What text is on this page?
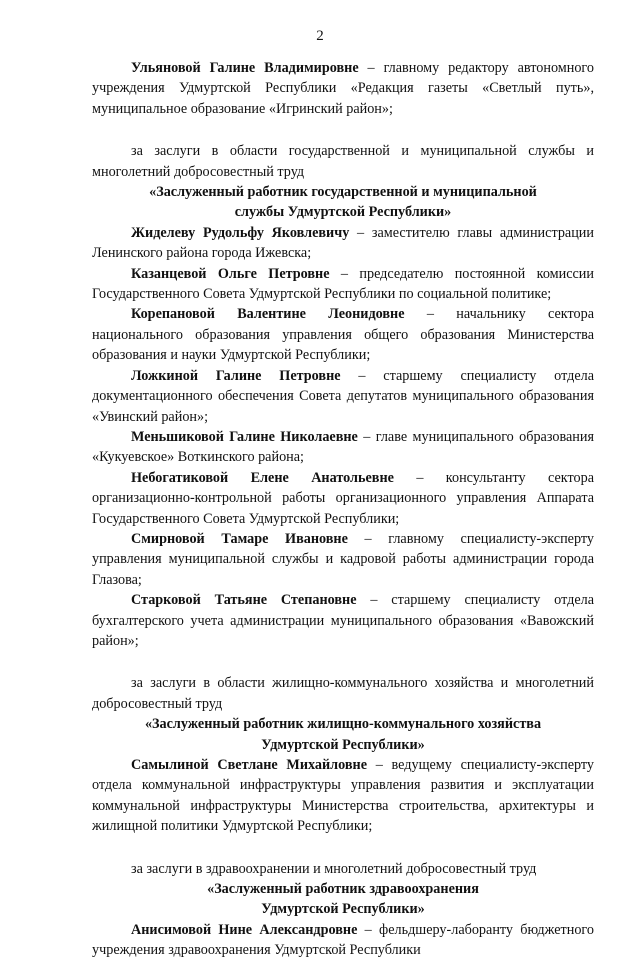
2

Ульяновой Галине Владимировне – главному редактору автономного учреждения Удмуртской Республики «Редакция газеты «Светлый путь», муниципальное образование «Игринский район»;

за заслуги в области государственной и муниципальной службы и многолетний добросовестный труд

«Заслуженный работник государственной и муниципальной

службы Удмуртской Республики»

Жиделеву Рудольфу Яковлевичу – заместителю главы администрации Ленинского района города Ижевска;

Казанцевой Ольге Петровне – председателю постоянной комиссии Государственного Совета Удмуртской Республики по социальной политике;

Корепановой Валентине Леонидовне – начальнику сектора национального образования управления общего образования Министерства образования и науки Удмуртской Республики;

Ложкиной Галине Петровне – старшему специалисту отдела документационного обеспечения Совета депутатов муниципального образования «Увинский район»;

Меньшиковой Галине Николаевне – главе муниципального образования «Кукуевское» Воткинского района;

Небогатиковой Елене Анатольевне – консультанту сектора организационно-контрольной работы организационного управления Аппарата Государственного Совета Удмуртской Республики;

Смирновой Тамаре Ивановне – главному специалисту-эксперту управления муниципальной службы и кадровой работы администрации города Глазова;

Старковой Татьяне Степановне – старшему специалисту отдела бухгалтерского учета администрации муниципального образования «Вавожский район»;

за заслуги в области жилищно-коммунального хозяйства и многолетний добросовестный труд

«Заслуженный работник жилищно-коммунального хозяйства

Удмуртской Республики»

Самылиной Светлане Михайловне – ведущему специалисту-эксперту отдела коммунальной инфраструктуры управления развития и эксплуатации коммунальной инфраструктуры Министерства строительства, архитектуры и жилищной политики Удмуртской Республики;

за заслуги в здравоохранении и многолетний добросовестный труд

«Заслуженный работник здравоохранения

Удмуртской Республики»

Анисимовой Нине Александровне – фельдшеру-лаборанту бюджетного учреждения здравоохранения Удмуртской Республики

→ **Problem to solve**
Please write out all the data again word for word, but not the pictures.

→ **Written answer**
What text is on this page?
2

Ульяновой Галине Владимировне – главному редактору автономного учреждения Удмуртской Республики «Редакция газеты «Светлый путь», муниципальное образование «Игринский район»;

за заслуги в области государственной и муниципальной службы и многолетний добросовестный труд

«Заслуженный работник государственной и муниципальной

службы Удмуртской Республики»

Жиделеву Рудольфу Яковлевичу – заместителю главы администрации Ленинского района города Ижевска;

Казанцевой Ольге Петровне – председателю постоянной комиссии Государственного Совета Удмуртской Республики по социальной политике;

Корепановой Валентине Леонидовне – начальнику сектора национального образования управления общего образования Министерства образования и науки Удмуртской Республики;

Ложкиной Галине Петровне – старшему специалисту отдела документационного обеспечения Совета депутатов муниципального образования «Увинский район»;

Меньшиковой Галине Николаевне – главе муниципального образования «Кукуевское» Воткинского района;

Небогатиковой Елене Анатольевне – консультанту сектора организационно-контрольной работы организационного управления Аппарата Государственного Совета Удмуртской Республики;

Смирновой Тамаре Ивановне – главному специалисту-эксперту управления муниципальной службы и кадровой работы администрации города Глазова;

Старковой Татьяне Степановне – старшему специалисту отдела бухгалтерского учета администрации муниципального образования «Вавожский район»;

за заслуги в области жилищно-коммунального хозяйства и многолетний добросовестный труд

«Заслуженный работник жилищно-коммунального хозяйства

Удмуртской Республики»

Самылиной Светлане Михайловне – ведущему специалисту-эксперту отдела коммунальной инфраструктуры управления развития и эксплуатации коммунальной инфраструктуры Министерства строительства, архитектуры и жилищной политики Удмуртской Республики;

за заслуги в здравоохранении и многолетний добросовестный труд

«Заслуженный работник здравоохранения

Удмуртской Республики»

Анисимовой Нине Александровне – фельдшеру-лаборанту бюджетного учреждения здравоохранения Удмуртской Республики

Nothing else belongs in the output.